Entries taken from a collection
((
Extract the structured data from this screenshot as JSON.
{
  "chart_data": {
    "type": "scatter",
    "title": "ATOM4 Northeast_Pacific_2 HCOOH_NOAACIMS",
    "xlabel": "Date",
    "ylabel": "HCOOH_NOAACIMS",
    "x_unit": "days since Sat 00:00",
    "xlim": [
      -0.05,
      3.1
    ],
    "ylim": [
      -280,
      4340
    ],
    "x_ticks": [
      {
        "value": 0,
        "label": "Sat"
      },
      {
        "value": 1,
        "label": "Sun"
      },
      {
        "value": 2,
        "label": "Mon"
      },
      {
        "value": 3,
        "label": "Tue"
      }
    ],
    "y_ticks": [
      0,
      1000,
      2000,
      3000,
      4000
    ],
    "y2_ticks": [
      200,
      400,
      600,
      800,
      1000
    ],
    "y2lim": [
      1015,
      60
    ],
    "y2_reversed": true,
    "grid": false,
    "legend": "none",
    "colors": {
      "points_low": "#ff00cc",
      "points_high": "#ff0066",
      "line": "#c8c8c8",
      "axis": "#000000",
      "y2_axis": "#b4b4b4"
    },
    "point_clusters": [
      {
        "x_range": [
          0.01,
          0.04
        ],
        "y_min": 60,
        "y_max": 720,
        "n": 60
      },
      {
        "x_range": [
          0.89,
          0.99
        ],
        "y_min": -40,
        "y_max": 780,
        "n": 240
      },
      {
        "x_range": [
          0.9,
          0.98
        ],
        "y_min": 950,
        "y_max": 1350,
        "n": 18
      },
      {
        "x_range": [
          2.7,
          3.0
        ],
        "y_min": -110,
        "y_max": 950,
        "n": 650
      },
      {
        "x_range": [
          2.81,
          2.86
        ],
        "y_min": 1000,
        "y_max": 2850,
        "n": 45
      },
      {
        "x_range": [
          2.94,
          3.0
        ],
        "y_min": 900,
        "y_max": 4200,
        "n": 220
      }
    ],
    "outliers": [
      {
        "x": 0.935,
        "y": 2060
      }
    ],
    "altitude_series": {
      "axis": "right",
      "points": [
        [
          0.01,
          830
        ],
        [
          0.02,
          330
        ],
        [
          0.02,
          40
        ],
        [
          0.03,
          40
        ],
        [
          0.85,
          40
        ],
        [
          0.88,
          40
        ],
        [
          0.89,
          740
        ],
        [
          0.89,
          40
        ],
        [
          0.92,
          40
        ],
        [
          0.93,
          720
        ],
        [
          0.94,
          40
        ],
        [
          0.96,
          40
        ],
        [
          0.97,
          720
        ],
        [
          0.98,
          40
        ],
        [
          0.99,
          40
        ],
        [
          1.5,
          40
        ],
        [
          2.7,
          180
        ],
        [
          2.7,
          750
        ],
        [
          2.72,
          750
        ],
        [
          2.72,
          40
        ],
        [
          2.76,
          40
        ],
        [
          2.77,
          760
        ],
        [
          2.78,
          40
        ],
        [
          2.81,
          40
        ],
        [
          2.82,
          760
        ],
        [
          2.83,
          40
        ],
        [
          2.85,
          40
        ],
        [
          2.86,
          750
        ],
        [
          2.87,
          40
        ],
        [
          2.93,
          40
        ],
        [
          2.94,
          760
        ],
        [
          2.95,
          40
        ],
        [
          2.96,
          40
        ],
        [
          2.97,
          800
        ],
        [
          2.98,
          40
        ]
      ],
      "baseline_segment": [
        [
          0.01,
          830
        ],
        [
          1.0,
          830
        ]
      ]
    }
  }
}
))
Prompt:
Reproduce the complete data exactly as presented above.

Response to this task:
Extract the structured data from this screenshot as JSON.
{
  "chart_data": {
    "type": "scatter",
    "title": "ATOM4 Northeast_Pacific_2 HCOOH_NOAACIMS",
    "xlabel": "Date",
    "ylabel": "HCOOH_NOAACIMS",
    "x_unit": "days since Sat 00:00",
    "xlim": [
      -0.05,
      3.1
    ],
    "ylim": [
      -280,
      4340
    ],
    "x_ticks": [
      {
        "value": 0,
        "label": "Sat"
      },
      {
        "value": 1,
        "label": "Sun"
      },
      {
        "value": 2,
        "label": "Mon"
      },
      {
        "value": 3,
        "label": "Tue"
      }
    ],
    "y_ticks": [
      0,
      1000,
      2000,
      3000,
      4000
    ],
    "y2_ticks": [
      200,
      400,
      600,
      800,
      1000
    ],
    "y2lim": [
      1015,
      60
    ],
    "y2_reversed": true,
    "grid": false,
    "legend": "none",
    "colors": {
      "points_low": "#ff00cc",
      "points_high": "#ff0066",
      "line": "#c8c8c8",
      "axis": "#000000",
      "y2_axis": "#b4b4b4"
    },
    "point_clusters": [
      {
        "x_range": [
          0.01,
          0.04
        ],
        "y_min": 60,
        "y_max": 720,
        "n": 60
      },
      {
        "x_range": [
          0.89,
          0.99
        ],
        "y_min": -40,
        "y_max": 780,
        "n": 240
      },
      {
        "x_range": [
          0.9,
          0.98
        ],
        "y_min": 950,
        "y_max": 1350,
        "n": 18
      },
      {
        "x_range": [
          2.7,
          3.0
        ],
        "y_min": -110,
        "y_max": 950,
        "n": 650
      },
      {
        "x_range": [
          2.81,
          2.86
        ],
        "y_min": 1000,
        "y_max": 2850,
        "n": 45
      },
      {
        "x_range": [
          2.94,
          3.0
        ],
        "y_min": 900,
        "y_max": 4200,
        "n": 220
      }
    ],
    "outliers": [
      {
        "x": 0.935,
        "y": 2060
      }
    ],
    "altitude_series": {
      "axis": "right",
      "points": [
        [
          0.01,
          830
        ],
        [
          0.02,
          330
        ],
        [
          0.02,
          40
        ],
        [
          0.03,
          40
        ],
        [
          0.85,
          40
        ],
        [
          0.88,
          40
        ],
        [
          0.89,
          740
        ],
        [
          0.89,
          40
        ],
        [
          0.92,
          40
        ],
        [
          0.93,
          720
        ],
        [
          0.94,
          40
        ],
        [
          0.96,
          40
        ],
        [
          0.97,
          720
        ],
        [
          0.98,
          40
        ],
        [
          0.99,
          40
        ],
        [
          1.5,
          40
        ],
        [
          2.7,
          180
        ],
        [
          2.7,
          750
        ],
        [
          2.72,
          750
        ],
        [
          2.72,
          40
        ],
        [
          2.76,
          40
        ],
        [
          2.77,
          760
        ],
        [
          2.78,
          40
        ],
        [
          2.81,
          40
        ],
        [
          2.82,
          760
        ],
        [
          2.83,
          40
        ],
        [
          2.85,
          40
        ],
        [
          2.86,
          750
        ],
        [
          2.87,
          40
        ],
        [
          2.93,
          40
        ],
        [
          2.94,
          760
        ],
        [
          2.95,
          40
        ],
        [
          2.96,
          40
        ],
        [
          2.97,
          800
        ],
        [
          2.98,
          40
        ]
      ],
      "baseline_segment": [
        [
          0.01,
          830
        ],
        [
          1.0,
          830
        ]
      ]
    }
  }
}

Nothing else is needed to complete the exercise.